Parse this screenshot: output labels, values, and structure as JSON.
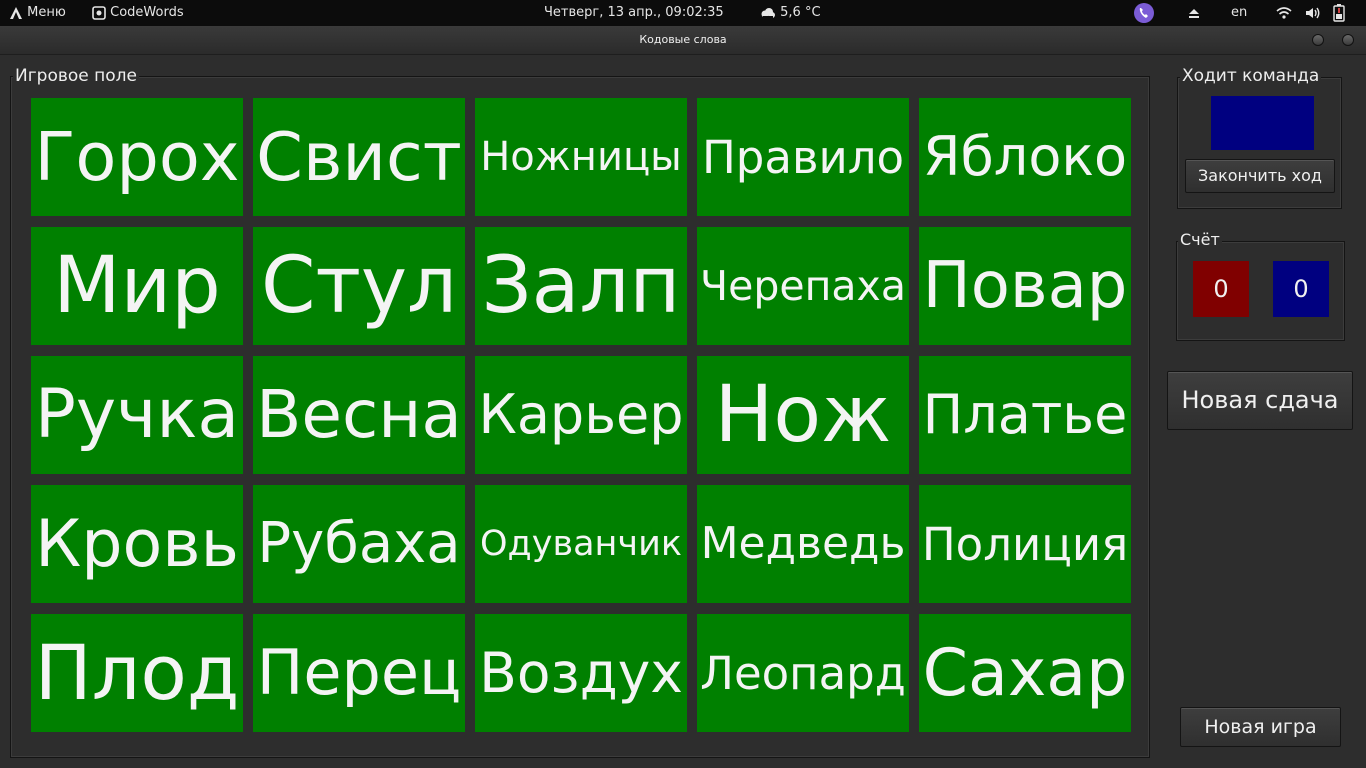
{
  "top_panel": {
    "menu_label": "Меню",
    "app_label": "CodeWords",
    "datetime": "Четверг, 13 апр., 09:02:35",
    "weather": "5,6 °C",
    "language": "en"
  },
  "window": {
    "title": "Кодовые слова"
  },
  "game_field": {
    "legend": "Игровое поле",
    "card_color": "#008000",
    "rows": [
      [
        "Горох",
        "Свист",
        "Ножницы",
        "Правило",
        "Яблоко"
      ],
      [
        "Мир",
        "Стул",
        "Залп",
        "Черепаха",
        "Повар"
      ],
      [
        "Ручка",
        "Весна",
        "Карьер",
        "Нож",
        "Платье"
      ],
      [
        "Кровь",
        "Рубаха",
        "Одуванчик",
        "Медведь",
        "Полиция"
      ],
      [
        "Плод",
        "Перец",
        "Воздух",
        "Леопард",
        "Сахар"
      ]
    ]
  },
  "turn": {
    "legend": "Ходит команда",
    "current_team_color": "#000080",
    "end_turn_label": "Закончить ход"
  },
  "score": {
    "legend": "Счёт",
    "red": "0",
    "blue": "0",
    "red_color": "#800000",
    "blue_color": "#000080"
  },
  "new_deal_label": "Новая сдача",
  "new_game_label": "Новая игра"
}
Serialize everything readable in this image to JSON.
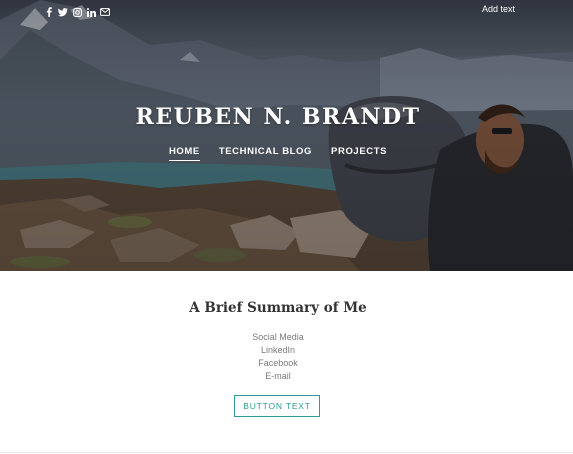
{
  "header": {
    "social_icons": [
      "facebook-icon",
      "twitter-icon",
      "instagram-icon",
      "linkedin-icon",
      "mail-icon"
    ],
    "add_text": "Add text"
  },
  "site": {
    "title": "REUBEN N. BRANDT"
  },
  "nav": {
    "items": [
      {
        "label": "HOME",
        "active": true
      },
      {
        "label": "TECHNICAL BLOG",
        "active": false
      },
      {
        "label": "PROJECTS",
        "active": false
      }
    ]
  },
  "content": {
    "heading": "A Brief Summary of Me",
    "lines": [
      "Social Media",
      "LinkedIn",
      "Facebook",
      "E-mail"
    ],
    "button_label": "BUTTON TEXT"
  },
  "colors": {
    "accent": "#2b9c96",
    "heading": "#333333",
    "muted_text": "#7a7a7a"
  }
}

## [What you should do]
Without the images, write out each line of the data verbatim.

## [Answer to this exercise]
Parse this screenshot: output labels, values, and structure as JSON.
{
  "top_panel": {
    "menu_label": "Меню",
    "app_label": "CodeWords",
    "datetime": "Четверг, 13 апр., 09:02:35",
    "weather": "5,6 °C",
    "language": "en"
  },
  "window": {
    "title": "Кодовые слова"
  },
  "game_field": {
    "legend": "Игровое поле",
    "card_color": "#008000",
    "rows": [
      [
        "Горох",
        "Свист",
        "Ножницы",
        "Правило",
        "Яблоко"
      ],
      [
        "Мир",
        "Стул",
        "Залп",
        "Черепаха",
        "Повар"
      ],
      [
        "Ручка",
        "Весна",
        "Карьер",
        "Нож",
        "Платье"
      ],
      [
        "Кровь",
        "Рубаха",
        "Одуванчик",
        "Медведь",
        "Полиция"
      ],
      [
        "Плод",
        "Перец",
        "Воздух",
        "Леопард",
        "Сахар"
      ]
    ]
  },
  "turn": {
    "legend": "Ходит команда",
    "current_team_color": "#000080",
    "end_turn_label": "Закончить ход"
  },
  "score": {
    "legend": "Счёт",
    "red": "0",
    "blue": "0",
    "red_color": "#800000",
    "blue_color": "#000080"
  },
  "new_deal_label": "Новая сдача",
  "new_game_label": "Новая игра"
}
Serialize everything readable in this image to JSON.
{
  "header": {
    "social_icons": [
      "facebook-icon",
      "twitter-icon",
      "instagram-icon",
      "linkedin-icon",
      "mail-icon"
    ],
    "add_text": "Add text"
  },
  "site": {
    "title": "REUBEN N. BRANDT"
  },
  "nav": {
    "items": [
      {
        "label": "HOME",
        "active": true
      },
      {
        "label": "TECHNICAL BLOG",
        "active": false
      },
      {
        "label": "PROJECTS",
        "active": false
      }
    ]
  },
  "content": {
    "heading": "A Brief Summary of Me",
    "lines": [
      "Social Media",
      "LinkedIn",
      "Facebook",
      "E-mail"
    ],
    "button_label": "BUTTON TEXT"
  },
  "colors": {
    "accent": "#2b9c96",
    "heading": "#333333",
    "muted_text": "#7a7a7a"
  }
}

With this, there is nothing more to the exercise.